● **DESCRIPTION OF THE TASK**
State the number of lines in the material below that have "操作项目" in them, without any other text.

══ DATASET ROWS

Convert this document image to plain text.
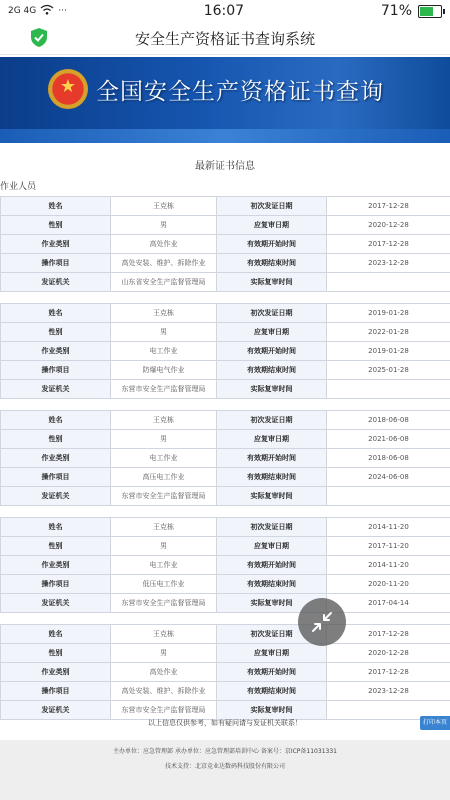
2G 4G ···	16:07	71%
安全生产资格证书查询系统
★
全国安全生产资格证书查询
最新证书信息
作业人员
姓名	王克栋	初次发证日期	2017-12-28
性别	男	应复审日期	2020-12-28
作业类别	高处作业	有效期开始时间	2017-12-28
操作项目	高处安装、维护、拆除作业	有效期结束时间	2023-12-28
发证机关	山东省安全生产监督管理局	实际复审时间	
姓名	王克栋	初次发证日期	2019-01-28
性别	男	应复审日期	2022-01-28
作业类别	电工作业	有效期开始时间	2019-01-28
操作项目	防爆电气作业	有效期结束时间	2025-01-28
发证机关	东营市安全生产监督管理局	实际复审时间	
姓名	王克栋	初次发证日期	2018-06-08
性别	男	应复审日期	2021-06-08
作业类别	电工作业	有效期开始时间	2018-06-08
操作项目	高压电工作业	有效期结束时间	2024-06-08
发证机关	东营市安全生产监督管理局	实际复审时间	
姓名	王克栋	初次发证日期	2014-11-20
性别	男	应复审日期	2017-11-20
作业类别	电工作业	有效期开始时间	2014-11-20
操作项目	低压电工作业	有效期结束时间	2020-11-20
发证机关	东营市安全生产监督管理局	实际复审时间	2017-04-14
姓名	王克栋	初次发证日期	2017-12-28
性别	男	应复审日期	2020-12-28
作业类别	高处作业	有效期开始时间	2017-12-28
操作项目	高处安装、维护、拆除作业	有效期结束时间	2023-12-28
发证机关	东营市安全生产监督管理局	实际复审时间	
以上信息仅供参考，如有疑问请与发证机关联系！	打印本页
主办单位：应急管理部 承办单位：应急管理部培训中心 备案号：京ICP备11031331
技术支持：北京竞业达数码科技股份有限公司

════

● **THE OUTPUT**
5